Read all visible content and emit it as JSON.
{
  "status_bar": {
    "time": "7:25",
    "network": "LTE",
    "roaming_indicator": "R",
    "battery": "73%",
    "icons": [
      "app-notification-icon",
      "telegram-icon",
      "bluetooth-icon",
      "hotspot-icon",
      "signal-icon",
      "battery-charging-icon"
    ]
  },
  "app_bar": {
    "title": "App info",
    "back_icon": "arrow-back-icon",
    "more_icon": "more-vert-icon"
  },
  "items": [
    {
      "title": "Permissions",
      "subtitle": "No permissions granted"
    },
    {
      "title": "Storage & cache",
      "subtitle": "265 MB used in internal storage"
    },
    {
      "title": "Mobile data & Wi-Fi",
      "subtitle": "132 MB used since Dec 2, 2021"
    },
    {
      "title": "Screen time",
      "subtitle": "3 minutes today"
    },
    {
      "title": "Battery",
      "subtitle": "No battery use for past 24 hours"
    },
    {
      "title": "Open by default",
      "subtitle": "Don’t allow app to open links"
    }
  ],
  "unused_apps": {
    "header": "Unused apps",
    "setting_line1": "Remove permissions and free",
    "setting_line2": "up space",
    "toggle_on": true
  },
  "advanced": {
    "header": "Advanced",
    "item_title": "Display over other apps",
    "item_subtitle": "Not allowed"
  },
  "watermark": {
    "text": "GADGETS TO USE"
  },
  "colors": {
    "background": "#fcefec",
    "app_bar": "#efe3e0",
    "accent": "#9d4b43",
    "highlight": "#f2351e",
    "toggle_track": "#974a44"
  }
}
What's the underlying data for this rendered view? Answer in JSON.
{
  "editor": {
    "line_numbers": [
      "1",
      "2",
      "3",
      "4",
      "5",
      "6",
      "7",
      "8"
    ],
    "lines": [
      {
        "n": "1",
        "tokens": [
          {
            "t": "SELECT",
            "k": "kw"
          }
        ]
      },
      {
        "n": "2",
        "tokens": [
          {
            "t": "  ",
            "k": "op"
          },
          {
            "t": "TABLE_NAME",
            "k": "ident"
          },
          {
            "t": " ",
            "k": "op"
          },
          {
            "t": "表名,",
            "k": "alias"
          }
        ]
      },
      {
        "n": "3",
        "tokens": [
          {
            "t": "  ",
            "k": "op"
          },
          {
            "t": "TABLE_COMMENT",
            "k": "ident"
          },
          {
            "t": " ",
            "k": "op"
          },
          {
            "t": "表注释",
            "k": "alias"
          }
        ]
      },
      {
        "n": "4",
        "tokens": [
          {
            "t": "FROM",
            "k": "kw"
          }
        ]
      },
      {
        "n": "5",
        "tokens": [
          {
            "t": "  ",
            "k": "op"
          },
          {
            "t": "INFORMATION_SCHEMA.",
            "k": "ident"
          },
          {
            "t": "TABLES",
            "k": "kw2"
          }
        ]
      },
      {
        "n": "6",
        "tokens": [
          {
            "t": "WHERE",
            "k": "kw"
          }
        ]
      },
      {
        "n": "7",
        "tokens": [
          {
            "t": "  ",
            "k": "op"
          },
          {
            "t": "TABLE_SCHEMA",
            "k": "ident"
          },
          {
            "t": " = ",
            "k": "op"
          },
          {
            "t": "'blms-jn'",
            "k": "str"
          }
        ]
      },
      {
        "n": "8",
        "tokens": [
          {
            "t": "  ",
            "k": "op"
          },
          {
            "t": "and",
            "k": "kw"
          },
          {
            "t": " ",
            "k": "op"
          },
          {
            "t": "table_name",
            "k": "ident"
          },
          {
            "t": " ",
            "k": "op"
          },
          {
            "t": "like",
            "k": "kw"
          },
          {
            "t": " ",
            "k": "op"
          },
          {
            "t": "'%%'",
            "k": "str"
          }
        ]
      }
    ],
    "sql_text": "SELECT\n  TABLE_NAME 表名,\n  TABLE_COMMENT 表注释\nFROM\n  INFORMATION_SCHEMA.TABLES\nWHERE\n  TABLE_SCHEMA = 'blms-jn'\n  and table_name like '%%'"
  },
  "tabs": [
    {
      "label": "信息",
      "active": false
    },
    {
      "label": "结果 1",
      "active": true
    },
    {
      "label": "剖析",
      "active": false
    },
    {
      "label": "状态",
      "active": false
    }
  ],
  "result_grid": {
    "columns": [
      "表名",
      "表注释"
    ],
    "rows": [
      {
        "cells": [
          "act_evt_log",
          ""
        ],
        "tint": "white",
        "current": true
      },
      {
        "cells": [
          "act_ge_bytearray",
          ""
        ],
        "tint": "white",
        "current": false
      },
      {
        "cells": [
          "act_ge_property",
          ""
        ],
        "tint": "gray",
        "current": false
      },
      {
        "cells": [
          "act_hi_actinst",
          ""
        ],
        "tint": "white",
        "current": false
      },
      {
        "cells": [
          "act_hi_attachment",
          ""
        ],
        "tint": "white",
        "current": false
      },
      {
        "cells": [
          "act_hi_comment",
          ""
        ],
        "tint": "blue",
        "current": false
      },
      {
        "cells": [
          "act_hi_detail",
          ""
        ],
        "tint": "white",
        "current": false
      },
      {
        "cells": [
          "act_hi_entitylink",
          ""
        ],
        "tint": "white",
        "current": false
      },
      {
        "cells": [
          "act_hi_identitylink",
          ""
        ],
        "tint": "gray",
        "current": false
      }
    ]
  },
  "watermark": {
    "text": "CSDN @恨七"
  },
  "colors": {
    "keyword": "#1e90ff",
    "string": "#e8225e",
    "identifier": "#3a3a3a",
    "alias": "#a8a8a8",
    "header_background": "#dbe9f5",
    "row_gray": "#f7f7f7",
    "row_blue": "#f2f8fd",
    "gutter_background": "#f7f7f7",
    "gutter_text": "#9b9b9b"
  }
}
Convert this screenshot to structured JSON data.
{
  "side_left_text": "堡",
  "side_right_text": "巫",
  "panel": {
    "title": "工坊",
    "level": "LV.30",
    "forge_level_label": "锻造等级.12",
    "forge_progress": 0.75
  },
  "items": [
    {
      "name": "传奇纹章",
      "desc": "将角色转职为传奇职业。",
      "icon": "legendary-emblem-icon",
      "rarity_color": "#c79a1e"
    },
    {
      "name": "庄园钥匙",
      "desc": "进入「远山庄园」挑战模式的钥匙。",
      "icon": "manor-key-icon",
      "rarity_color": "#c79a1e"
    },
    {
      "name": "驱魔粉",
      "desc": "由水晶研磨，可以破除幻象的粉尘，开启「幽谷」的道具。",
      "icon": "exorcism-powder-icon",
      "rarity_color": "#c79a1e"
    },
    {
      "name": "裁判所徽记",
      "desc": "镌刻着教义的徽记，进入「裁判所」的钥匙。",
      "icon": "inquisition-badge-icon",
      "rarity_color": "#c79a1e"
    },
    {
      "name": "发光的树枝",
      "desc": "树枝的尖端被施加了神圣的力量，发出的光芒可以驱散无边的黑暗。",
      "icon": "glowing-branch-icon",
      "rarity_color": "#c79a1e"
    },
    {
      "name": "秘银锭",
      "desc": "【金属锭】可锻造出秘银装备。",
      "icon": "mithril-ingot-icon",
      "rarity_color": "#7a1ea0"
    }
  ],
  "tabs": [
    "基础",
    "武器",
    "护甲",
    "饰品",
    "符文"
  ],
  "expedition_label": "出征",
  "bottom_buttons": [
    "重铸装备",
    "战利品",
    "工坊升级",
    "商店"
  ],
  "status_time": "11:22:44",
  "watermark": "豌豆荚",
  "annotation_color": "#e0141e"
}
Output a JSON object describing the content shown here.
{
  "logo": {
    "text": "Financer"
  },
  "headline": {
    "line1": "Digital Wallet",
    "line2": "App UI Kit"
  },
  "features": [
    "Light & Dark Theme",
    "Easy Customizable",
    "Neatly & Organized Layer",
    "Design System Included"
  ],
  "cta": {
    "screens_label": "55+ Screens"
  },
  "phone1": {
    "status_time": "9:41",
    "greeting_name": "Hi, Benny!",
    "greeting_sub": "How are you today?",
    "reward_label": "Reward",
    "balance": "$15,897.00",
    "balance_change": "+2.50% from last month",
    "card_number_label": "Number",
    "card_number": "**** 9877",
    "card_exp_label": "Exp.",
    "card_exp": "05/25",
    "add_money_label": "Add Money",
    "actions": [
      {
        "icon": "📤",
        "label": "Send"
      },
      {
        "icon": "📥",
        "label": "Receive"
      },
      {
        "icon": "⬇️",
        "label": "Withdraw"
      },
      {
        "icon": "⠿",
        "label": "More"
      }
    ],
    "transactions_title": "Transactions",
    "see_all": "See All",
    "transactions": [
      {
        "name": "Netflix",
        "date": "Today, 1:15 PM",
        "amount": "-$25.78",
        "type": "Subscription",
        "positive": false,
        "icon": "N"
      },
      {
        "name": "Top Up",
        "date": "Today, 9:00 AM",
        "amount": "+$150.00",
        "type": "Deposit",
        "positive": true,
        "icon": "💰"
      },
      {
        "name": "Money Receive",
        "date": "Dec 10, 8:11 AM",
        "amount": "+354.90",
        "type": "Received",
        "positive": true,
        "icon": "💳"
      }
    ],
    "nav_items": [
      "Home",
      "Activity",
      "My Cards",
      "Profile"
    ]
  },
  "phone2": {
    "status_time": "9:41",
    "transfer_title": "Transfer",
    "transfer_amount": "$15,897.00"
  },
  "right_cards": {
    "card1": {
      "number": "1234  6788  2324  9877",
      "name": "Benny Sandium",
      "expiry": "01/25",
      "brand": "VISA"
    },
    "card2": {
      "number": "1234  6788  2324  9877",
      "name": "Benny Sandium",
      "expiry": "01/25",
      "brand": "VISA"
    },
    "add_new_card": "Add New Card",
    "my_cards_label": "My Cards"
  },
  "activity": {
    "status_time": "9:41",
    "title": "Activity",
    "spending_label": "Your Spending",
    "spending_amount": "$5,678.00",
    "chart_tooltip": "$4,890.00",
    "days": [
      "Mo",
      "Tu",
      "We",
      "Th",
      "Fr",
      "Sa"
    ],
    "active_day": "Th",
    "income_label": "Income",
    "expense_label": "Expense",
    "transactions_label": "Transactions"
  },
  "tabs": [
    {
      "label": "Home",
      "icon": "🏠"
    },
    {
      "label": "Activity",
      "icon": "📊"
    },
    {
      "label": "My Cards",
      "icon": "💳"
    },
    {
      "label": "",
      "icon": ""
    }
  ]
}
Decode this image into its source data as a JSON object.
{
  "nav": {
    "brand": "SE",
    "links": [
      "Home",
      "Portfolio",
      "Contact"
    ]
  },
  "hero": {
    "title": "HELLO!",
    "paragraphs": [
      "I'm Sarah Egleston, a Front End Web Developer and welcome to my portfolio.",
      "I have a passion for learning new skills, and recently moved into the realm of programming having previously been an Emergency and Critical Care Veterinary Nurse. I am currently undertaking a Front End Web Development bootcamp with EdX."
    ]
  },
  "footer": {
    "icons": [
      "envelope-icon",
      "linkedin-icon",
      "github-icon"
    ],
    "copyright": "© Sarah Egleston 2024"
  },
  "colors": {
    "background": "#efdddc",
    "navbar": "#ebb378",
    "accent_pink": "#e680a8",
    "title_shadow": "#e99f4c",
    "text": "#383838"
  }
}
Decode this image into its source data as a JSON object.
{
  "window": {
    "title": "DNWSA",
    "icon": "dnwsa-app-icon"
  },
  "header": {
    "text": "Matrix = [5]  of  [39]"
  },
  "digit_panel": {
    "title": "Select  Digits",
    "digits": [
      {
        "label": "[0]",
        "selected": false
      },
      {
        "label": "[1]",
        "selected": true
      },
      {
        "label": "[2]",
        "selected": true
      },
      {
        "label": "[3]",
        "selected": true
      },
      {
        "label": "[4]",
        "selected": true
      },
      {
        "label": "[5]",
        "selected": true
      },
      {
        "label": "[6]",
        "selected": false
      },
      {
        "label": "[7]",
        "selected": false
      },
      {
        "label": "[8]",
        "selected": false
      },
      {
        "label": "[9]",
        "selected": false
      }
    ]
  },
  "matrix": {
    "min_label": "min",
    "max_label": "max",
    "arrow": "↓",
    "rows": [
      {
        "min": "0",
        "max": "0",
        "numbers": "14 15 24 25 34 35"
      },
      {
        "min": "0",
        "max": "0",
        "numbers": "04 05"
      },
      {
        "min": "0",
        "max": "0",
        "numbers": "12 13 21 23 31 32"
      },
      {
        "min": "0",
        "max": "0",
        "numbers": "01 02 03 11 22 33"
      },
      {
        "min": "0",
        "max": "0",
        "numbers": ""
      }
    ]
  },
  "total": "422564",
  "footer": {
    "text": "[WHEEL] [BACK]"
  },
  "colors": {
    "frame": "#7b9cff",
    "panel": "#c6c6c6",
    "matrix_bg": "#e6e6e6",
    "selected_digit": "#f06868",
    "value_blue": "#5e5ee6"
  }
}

→ What you have to do
Above are some records. Report the number of their lines that include "Money", and add nothing else.

→ Response to the task
2